Your answer should be a single number: the count of lines containing the string "повесть".

^^^^^^^^^^^^^^^^

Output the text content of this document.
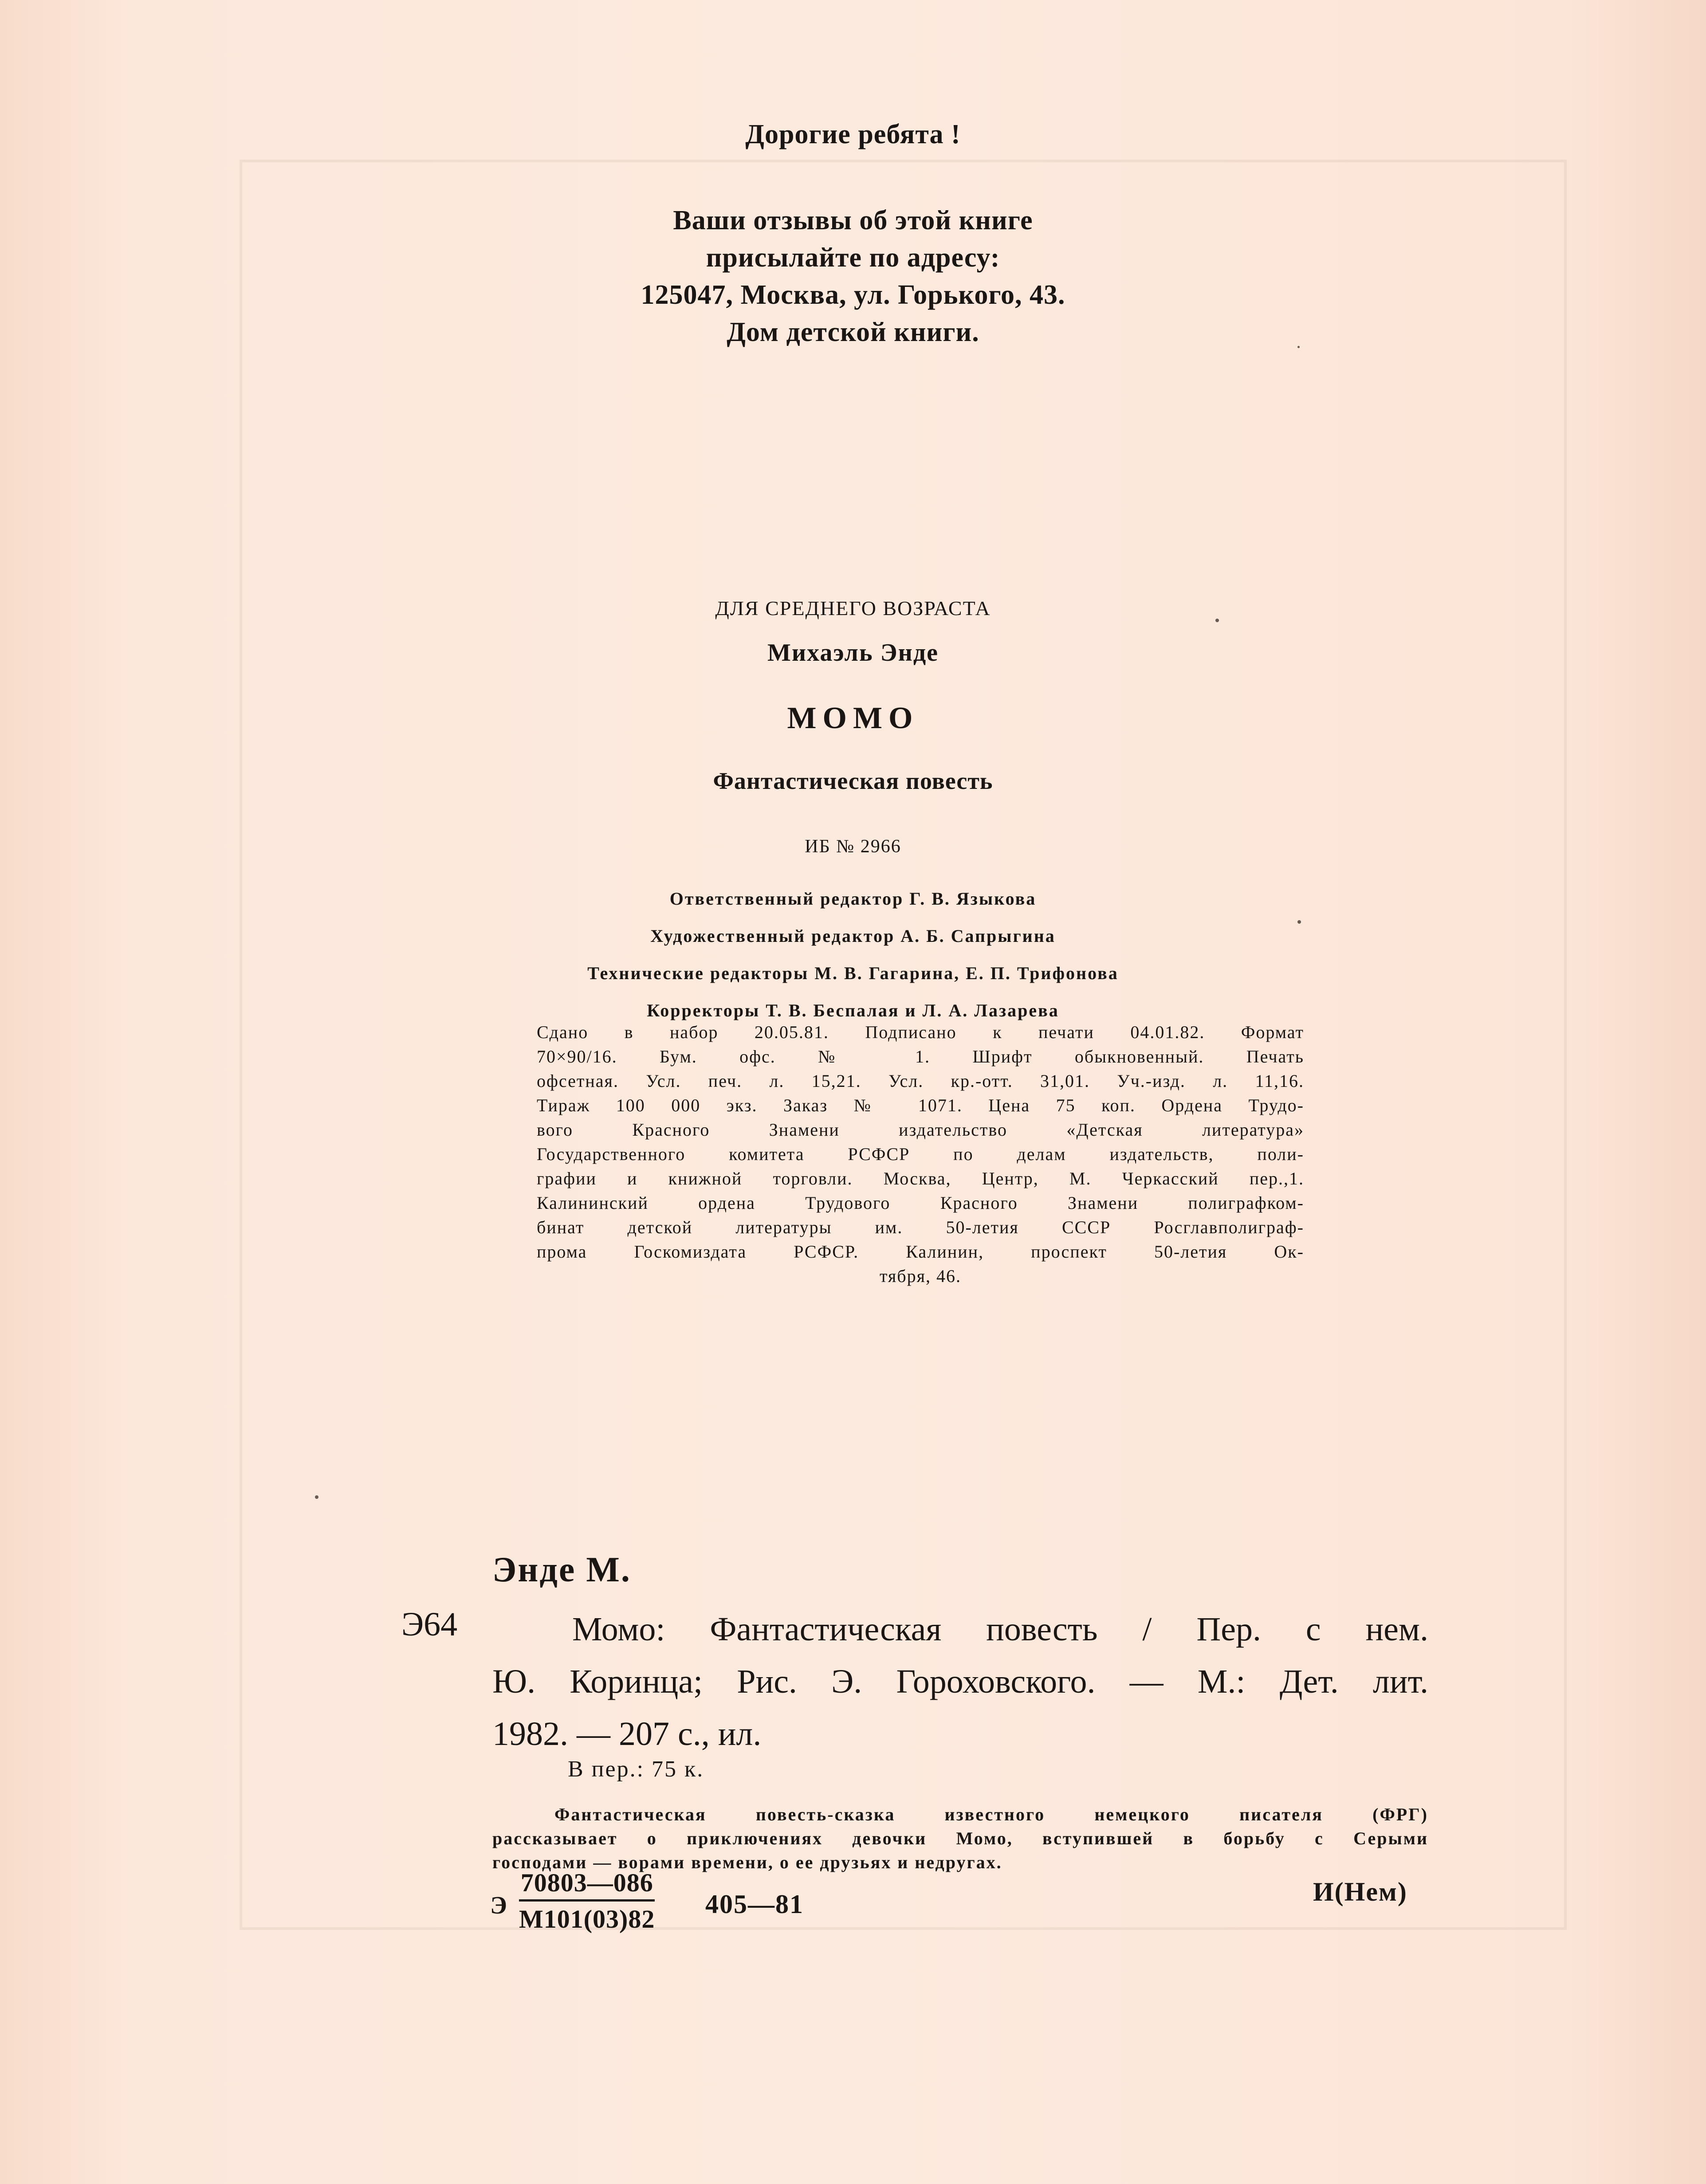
Дорогие ребята !
Ваши отзывы об этой книге
присылайте по адресу:
125047, Москва, ул. Горького, 43.
Дом детской книги.
ДЛЯ СРЕДНЕГО ВОЗРАСТА
Михаэль Энде
МОМО
Фантастическая повесть
ИБ № 2966
Ответственный редактор Г. В. Языкова
Художественный редактор А. Б. Сапрыгина
Технические редакторы М. В. Гагарина, Е. П. Трифонова
Корректоры Т. В. Беспалая и Л. А. Лазарева
Сдано в набор 20.05.81. Подписано к печати 04.01.82. Формат
70×90/16. Бум. офс. № 1. Шрифт обыкновенный. Печать
офсетная. Усл. печ. л. 15,21. Усл. кр.-отт. 31,01. Уч.-изд. л. 11,16.
Тираж 100 000 экз. Заказ № 1071. Цена 75 коп. Ордена Трудо-
вого Красного Знамени издательство «Детская литература»
Государственного комитета РСФСР по делам издательств, поли-
графии и книжной торговли. Москва, Центр, М. Черкасский пер.,1.
Калининский ордена Трудового Красного Знамени полиграфком-
бинат детской литературы им. 50-летия СССР Росглавполиграф-
прома Госкомиздата РСФСР. Калинин, проспект 50-летия Ок-
тября, 46.
Энде М.
Э64	Момо: Фантастическая повесть / Пер. с нем.
Ю. Коринца; Рис. Э. Гороховского. — М.: Дет. лит.
1982. — 207 с., ил.
В пер.: 75 к.
Фантастическая повесть-сказка известного немецкого писателя (ФРГ)
рассказывает о приключениях девочки Момо, вступившей в борьбу с Серыми
господами — ворами времени, о ее друзьях и недругах.
Э
70803—086
М101(03)82
405—81	И(Нем)
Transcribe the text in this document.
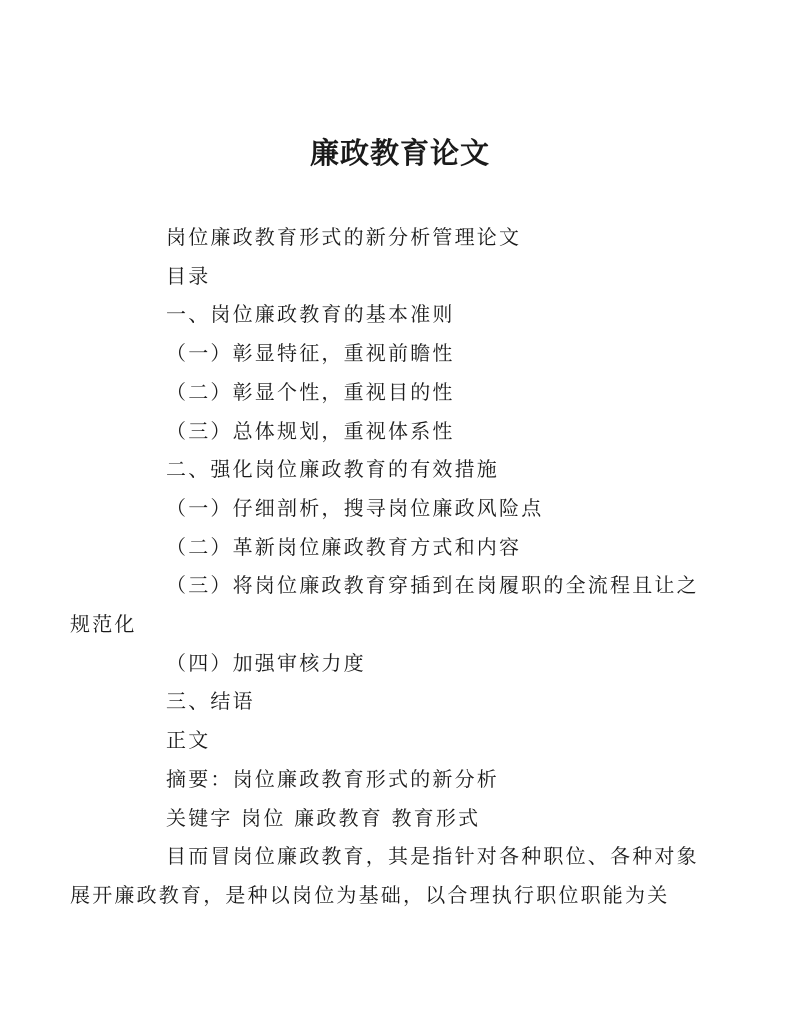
廉政教育论文

岗位廉政教育形式的新分析管理论文

目录

一、岗位廉政教育的基本准则

（一）彰显特征，重视前瞻性

（二）彰显个性，重视目的性

（三）总体规划，重视体系性

二、强化岗位廉政教育的有效措施

（一）仔细剖析，搜寻岗位廉政风险点

（二）革新岗位廉政教育方式和内容

（三）将岗位廉政教育穿插到在岗履职的全流程且让之
规范化

（四）加强审核力度

三、结语

正文

摘要：岗位廉政教育形式的新分析

关键字 岗位 廉政教育 教育形式

目而冒岗位廉政教育，其是指针对各种职位、各种对象
展开廉政教育，是种以岗位为基础，以合理执行职位职能为关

^^^^^^^^^^^^^^^^

### Exercise response
3